:: TASK OBJECTIVE ::
Reproduce all the lines exactly as they stand, apart from the pictures.

:: GIVEN INFORMATION ::
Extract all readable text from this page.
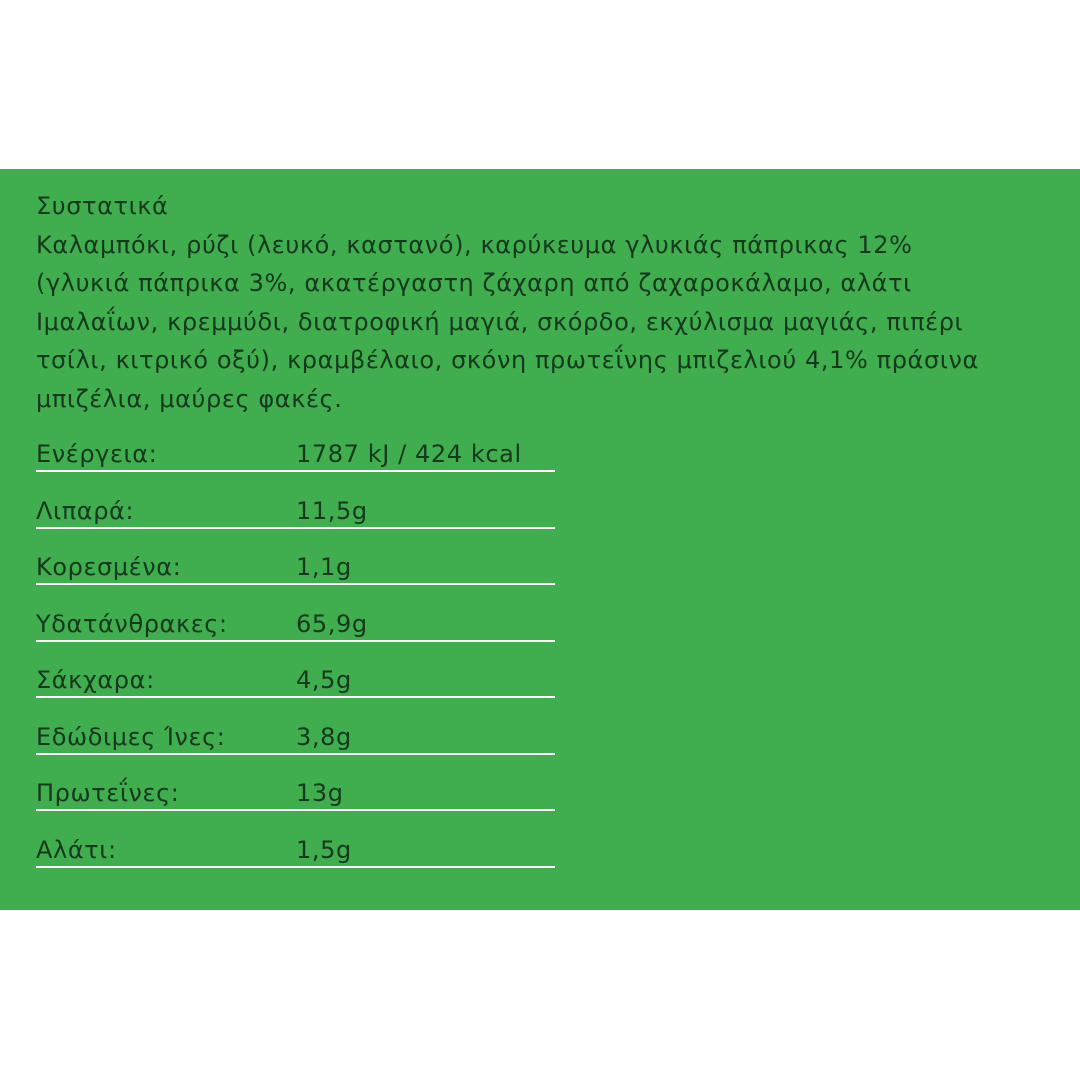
Συστατικά

Καλαμπόκι, ρύζι (λευκό, καστανό), καρύκευμα γλυκιάς πάπρικας 12%
(γλυκιά πάπρικα 3%, ακατέργαστη ζάχαρη από ζαχαροκάλαμο, αλάτι
Ιμαλαΐων, κρεμμύδι, διατροφική μαγιά, σκόρδο, εκχύλισμα μαγιάς, πιπέρι
τσίλι, κιτρικό οξύ), κραμβέλαιο, σκόνη πρωτεΐνης μπιζελιού 4,1% πράσινα
μπιζέλια, μαύρες φακές.

Ενέργεια:	1787 kJ / 424 kcal
Λιπαρά:	11,5g
Κορεσμένα:	1,1g
Υδατάνθρακες:	65,9g
Σάκχαρα:	4,5g
Εδώδιμες Ίνες:	3,8g
Πρωτεΐνες:	13g
Αλάτι:	1,5g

:: ANSWER ::
Extract all readable text from this page.
Συστατικά

Καλαμπόκι, ρύζι (λευκό, καστανό), καρύκευμα γλυκιάς πάπρικας 12%
(γλυκιά πάπρικα 3%, ακατέργαστη ζάχαρη από ζαχαροκάλαμο, αλάτι
Ιμαλαΐων, κρεμμύδι, διατροφική μαγιά, σκόρδο, εκχύλισμα μαγιάς, πιπέρι
τσίλι, κιτρικό οξύ), κραμβέλαιο, σκόνη πρωτεΐνης μπιζελιού 4,1% πράσινα
μπιζέλια, μαύρες φακές.

Ενέργεια:	1787 kJ / 424 kcal
Λιπαρά:	11,5g
Κορεσμένα:	1,1g
Υδατάνθρακες:	65,9g
Σάκχαρα:	4,5g
Εδώδιμες Ίνες:	3,8g
Πρωτεΐνες:	13g
Αλάτι:	1,5g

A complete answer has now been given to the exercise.